>> BEGIN Records provided

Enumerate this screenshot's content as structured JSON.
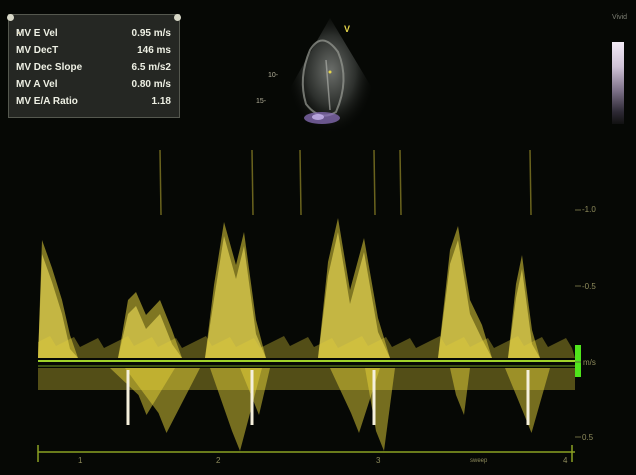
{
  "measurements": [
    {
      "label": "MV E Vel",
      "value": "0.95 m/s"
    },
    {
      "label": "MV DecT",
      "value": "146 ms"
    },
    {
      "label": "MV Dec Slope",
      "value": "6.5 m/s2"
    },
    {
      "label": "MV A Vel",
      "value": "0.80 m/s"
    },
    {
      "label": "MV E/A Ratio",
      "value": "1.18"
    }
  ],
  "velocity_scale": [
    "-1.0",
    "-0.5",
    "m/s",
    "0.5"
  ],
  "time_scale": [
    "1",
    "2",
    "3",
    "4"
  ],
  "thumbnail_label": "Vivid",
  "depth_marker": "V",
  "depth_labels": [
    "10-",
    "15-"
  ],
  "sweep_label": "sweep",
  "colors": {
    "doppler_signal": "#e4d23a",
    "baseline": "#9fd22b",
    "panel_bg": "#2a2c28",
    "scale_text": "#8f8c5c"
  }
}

>> END Records provided
>> BEGIN Records provided

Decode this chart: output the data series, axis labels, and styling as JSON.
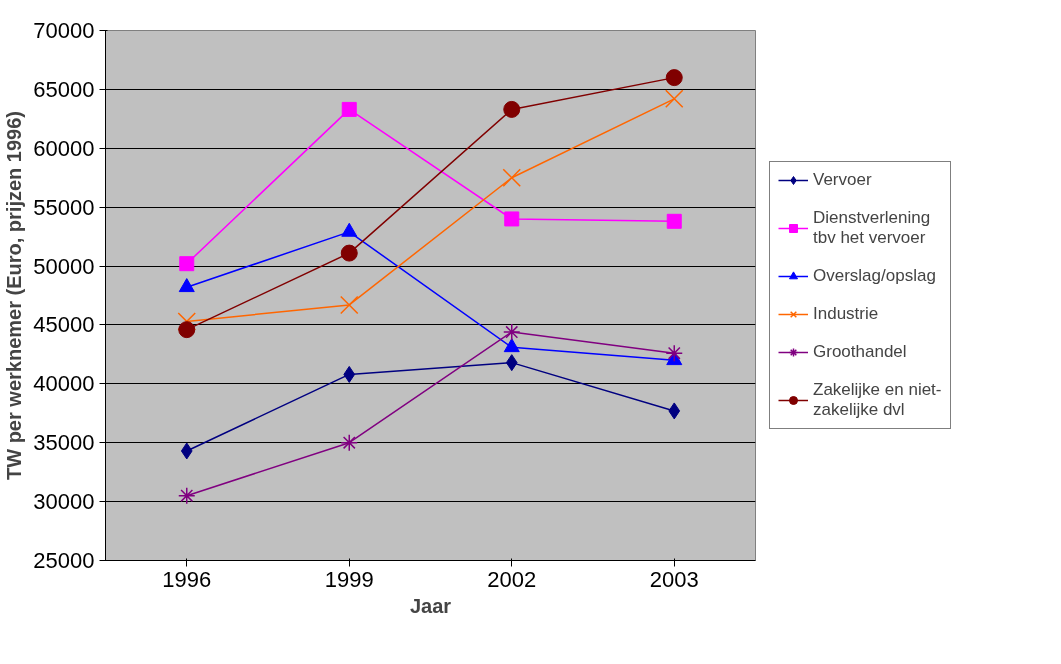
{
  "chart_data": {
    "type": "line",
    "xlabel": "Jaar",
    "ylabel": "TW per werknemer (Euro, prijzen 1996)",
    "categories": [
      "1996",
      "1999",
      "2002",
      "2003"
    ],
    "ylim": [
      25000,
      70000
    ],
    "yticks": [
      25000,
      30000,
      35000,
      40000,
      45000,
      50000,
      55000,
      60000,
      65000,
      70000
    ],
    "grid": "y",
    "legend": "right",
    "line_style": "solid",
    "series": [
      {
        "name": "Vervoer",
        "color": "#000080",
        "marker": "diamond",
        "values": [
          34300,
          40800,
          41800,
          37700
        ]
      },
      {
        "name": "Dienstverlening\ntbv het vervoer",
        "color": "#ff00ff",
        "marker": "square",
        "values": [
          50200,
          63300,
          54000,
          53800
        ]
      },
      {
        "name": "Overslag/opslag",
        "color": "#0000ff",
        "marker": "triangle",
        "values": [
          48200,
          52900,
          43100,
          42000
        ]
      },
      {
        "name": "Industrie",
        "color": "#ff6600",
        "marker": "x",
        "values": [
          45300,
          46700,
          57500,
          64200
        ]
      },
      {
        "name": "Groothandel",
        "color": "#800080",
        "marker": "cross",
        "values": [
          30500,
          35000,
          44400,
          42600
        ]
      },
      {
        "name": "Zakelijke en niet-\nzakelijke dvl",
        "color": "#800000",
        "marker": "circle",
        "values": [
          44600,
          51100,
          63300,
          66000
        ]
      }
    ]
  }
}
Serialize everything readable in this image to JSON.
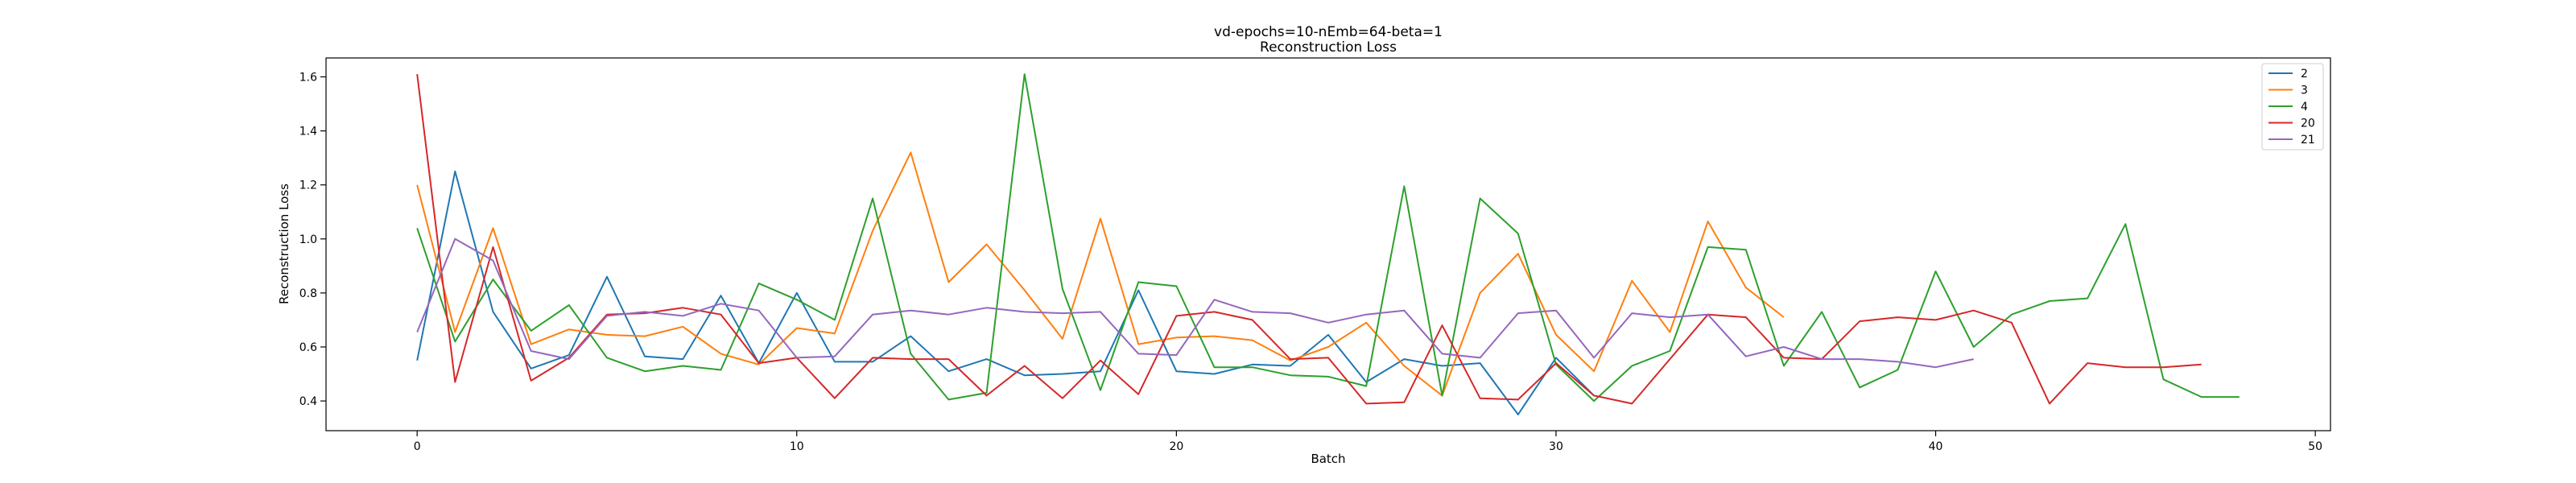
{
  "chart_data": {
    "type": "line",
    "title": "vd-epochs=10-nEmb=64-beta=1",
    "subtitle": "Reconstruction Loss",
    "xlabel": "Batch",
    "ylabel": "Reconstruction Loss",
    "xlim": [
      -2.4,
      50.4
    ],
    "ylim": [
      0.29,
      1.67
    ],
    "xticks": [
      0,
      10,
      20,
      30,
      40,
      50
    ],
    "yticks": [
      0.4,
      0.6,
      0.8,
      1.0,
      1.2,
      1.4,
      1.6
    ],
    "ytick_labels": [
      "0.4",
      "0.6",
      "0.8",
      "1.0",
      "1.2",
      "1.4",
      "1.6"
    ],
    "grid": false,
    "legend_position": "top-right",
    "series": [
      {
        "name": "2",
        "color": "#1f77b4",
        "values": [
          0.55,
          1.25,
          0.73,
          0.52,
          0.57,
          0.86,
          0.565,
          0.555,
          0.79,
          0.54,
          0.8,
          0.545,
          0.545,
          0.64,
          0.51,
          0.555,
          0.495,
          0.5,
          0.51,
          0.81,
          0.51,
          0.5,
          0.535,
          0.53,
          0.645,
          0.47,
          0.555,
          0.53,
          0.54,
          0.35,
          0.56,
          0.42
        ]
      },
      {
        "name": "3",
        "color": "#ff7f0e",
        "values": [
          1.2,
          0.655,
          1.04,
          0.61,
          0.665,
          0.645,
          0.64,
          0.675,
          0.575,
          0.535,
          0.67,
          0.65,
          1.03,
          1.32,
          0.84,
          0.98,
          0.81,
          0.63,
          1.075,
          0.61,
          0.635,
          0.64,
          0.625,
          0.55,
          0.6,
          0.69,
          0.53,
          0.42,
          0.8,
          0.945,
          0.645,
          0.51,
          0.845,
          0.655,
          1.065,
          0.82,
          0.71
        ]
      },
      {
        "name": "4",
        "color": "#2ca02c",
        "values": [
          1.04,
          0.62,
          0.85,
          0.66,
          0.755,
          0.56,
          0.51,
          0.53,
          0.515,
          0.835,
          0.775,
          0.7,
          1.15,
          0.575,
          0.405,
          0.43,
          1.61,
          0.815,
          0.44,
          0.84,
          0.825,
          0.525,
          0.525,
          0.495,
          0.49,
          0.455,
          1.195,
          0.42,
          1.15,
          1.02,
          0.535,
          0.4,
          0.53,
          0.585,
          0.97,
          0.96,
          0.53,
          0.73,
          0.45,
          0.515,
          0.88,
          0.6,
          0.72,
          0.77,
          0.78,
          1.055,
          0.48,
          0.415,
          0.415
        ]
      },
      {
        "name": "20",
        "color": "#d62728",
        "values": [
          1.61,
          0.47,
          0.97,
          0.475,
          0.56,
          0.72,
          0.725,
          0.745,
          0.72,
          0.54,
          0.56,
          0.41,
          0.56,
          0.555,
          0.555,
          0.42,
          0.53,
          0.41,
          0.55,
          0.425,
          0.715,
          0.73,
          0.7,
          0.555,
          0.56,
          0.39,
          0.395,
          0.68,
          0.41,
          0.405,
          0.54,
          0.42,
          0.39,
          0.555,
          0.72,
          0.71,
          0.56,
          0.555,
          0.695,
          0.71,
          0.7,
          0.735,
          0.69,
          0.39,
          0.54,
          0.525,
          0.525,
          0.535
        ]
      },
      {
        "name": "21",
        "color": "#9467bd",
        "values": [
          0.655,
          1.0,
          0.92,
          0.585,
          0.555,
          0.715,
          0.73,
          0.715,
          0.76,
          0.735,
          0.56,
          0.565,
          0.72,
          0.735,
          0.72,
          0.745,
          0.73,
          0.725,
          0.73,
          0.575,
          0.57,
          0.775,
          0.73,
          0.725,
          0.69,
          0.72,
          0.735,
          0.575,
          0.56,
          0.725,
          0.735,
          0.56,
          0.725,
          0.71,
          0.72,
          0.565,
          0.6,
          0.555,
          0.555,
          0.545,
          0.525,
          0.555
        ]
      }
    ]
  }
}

>> END Records provided

Exercise task
Say how many lines in the records hold the string "this", and say nothing else.

Exercise response
3